_The task:_
Using the data below, gather each line that includes the word "structured".

_Data to process:_
........
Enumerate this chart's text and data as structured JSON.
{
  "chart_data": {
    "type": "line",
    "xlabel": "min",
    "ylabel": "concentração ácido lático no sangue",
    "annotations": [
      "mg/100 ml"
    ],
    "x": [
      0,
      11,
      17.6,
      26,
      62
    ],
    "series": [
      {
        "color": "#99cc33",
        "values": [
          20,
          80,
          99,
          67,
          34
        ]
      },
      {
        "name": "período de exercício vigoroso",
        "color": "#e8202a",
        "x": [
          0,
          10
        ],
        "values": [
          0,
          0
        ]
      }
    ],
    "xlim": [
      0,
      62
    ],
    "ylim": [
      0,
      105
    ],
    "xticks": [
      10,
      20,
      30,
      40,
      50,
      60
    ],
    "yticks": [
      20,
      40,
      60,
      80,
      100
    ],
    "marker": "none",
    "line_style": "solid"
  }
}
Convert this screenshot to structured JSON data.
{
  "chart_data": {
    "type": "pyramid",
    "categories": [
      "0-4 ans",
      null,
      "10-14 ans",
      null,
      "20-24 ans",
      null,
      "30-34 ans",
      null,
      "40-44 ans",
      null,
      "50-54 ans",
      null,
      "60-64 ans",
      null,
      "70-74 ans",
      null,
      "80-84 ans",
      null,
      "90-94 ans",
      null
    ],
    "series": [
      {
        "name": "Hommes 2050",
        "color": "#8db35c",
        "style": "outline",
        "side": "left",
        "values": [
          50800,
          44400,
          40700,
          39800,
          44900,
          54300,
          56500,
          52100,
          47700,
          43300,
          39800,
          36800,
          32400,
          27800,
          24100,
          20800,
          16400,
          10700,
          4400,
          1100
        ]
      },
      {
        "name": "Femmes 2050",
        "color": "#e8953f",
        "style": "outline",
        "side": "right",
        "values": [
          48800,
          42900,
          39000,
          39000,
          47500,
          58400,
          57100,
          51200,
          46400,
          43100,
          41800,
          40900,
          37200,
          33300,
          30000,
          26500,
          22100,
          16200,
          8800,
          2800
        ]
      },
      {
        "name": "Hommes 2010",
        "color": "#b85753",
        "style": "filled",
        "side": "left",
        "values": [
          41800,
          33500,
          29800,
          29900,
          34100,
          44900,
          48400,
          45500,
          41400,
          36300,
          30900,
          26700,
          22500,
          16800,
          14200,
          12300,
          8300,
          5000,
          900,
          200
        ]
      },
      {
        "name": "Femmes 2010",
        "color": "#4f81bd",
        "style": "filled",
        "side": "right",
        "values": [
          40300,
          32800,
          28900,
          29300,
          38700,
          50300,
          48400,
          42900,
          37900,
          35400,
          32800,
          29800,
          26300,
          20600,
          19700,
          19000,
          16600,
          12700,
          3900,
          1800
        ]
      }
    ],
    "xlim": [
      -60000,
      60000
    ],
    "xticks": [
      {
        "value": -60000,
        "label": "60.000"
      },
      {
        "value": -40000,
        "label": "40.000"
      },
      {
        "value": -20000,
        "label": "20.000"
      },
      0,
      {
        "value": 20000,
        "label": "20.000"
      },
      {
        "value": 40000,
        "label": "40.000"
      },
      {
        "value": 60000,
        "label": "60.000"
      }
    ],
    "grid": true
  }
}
........
_Exercise answer:_
Enumerate this chart's text and data as structured JSON.
Convert this screenshot to structured JSON data.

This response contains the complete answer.